- Records supplied
-- START --

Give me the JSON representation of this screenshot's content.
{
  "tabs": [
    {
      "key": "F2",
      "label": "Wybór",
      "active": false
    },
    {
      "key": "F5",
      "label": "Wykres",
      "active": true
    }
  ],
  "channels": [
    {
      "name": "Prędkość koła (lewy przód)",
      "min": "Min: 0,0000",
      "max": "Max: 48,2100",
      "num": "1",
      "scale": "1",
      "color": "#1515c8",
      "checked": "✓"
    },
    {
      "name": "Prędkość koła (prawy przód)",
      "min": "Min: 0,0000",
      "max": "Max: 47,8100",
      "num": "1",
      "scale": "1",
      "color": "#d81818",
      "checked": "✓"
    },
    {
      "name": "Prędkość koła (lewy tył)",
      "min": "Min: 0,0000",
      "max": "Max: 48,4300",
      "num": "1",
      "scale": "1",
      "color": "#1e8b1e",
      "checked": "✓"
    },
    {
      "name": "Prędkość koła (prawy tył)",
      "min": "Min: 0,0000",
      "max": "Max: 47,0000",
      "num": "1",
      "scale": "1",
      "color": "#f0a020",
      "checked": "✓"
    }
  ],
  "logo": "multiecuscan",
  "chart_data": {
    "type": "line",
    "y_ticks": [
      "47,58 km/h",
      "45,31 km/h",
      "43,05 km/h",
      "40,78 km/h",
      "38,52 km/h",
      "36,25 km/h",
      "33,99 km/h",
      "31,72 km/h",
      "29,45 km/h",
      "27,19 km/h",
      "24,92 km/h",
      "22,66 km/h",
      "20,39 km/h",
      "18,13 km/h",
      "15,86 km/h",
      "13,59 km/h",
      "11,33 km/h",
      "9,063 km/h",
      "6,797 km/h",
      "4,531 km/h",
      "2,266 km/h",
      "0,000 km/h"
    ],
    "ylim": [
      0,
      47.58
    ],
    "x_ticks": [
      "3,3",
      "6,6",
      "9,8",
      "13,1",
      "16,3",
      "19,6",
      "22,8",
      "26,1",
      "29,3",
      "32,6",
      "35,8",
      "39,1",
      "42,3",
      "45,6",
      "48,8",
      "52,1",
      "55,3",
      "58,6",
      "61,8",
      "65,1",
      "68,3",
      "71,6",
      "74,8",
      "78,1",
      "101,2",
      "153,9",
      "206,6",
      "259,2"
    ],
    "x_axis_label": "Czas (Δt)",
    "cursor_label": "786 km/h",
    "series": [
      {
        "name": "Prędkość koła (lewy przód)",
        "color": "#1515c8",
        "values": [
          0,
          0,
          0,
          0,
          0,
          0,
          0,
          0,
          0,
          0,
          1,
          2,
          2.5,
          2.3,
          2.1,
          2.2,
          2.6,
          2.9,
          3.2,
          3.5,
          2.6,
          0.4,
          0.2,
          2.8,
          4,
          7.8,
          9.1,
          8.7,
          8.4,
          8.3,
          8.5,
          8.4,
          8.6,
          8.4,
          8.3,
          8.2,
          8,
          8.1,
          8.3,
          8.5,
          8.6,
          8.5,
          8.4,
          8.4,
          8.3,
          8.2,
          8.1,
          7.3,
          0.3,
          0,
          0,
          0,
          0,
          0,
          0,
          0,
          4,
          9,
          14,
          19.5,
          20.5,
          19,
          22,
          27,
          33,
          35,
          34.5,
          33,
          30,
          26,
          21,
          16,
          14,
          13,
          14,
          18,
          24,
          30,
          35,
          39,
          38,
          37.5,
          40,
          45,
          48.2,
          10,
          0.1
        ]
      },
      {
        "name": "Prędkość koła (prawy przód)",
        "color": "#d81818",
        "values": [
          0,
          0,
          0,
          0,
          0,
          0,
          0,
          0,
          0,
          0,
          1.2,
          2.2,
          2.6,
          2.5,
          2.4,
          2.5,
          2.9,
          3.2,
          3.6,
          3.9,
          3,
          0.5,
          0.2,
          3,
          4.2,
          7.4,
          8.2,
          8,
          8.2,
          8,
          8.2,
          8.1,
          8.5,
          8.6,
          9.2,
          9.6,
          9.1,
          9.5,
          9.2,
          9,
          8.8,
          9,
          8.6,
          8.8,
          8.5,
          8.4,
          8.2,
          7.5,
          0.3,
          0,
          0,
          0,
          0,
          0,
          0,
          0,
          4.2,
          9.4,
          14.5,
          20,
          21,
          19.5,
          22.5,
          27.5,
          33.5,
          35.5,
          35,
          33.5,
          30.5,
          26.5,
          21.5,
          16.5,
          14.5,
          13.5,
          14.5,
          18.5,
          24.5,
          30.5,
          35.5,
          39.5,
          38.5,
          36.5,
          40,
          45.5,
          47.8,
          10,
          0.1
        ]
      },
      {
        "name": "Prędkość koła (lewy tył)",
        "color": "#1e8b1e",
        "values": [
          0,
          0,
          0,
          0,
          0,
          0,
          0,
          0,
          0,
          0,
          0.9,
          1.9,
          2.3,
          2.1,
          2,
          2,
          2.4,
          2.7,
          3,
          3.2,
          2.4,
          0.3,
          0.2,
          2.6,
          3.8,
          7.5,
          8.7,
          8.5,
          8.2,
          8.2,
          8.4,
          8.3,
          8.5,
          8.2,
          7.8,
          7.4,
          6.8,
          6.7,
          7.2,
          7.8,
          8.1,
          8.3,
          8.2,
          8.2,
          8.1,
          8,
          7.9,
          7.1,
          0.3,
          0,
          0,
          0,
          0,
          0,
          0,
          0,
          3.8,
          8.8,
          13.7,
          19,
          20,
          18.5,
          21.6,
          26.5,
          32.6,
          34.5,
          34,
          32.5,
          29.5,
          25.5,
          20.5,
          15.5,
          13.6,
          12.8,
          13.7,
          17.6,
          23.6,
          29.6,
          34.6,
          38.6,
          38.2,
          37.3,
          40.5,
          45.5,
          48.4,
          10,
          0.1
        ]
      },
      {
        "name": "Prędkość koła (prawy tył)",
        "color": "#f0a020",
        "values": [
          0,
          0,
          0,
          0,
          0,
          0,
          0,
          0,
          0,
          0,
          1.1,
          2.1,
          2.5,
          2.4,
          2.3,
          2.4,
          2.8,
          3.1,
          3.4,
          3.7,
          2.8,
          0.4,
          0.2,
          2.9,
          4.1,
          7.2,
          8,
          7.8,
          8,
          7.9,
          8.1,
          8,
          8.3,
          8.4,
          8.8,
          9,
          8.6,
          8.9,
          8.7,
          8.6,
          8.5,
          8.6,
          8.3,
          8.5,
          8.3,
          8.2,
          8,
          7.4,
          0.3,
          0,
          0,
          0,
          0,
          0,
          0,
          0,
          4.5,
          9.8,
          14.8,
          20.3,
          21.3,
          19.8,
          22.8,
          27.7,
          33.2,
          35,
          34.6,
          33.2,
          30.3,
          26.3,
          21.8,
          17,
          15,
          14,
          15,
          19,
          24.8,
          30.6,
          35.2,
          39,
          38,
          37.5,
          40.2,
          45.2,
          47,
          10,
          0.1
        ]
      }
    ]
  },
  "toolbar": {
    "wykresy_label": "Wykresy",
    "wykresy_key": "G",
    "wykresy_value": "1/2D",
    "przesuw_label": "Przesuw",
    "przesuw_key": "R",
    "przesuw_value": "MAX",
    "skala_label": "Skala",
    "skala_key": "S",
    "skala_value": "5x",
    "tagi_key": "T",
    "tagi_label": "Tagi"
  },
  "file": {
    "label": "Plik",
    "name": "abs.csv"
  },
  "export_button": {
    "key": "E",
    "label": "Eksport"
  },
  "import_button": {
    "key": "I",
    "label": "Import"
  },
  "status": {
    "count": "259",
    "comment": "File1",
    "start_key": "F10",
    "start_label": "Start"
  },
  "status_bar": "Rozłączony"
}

-- END --

Pull out all lines from the entries above that include the word "prawy".

      "name": "Prędkość koła (prawy przód)",
      "name": "Prędkość koła (prawy tył)",
        "name": "Prędkość koła (prawy przód)",
        "name": "Prędkość koła (prawy tył)",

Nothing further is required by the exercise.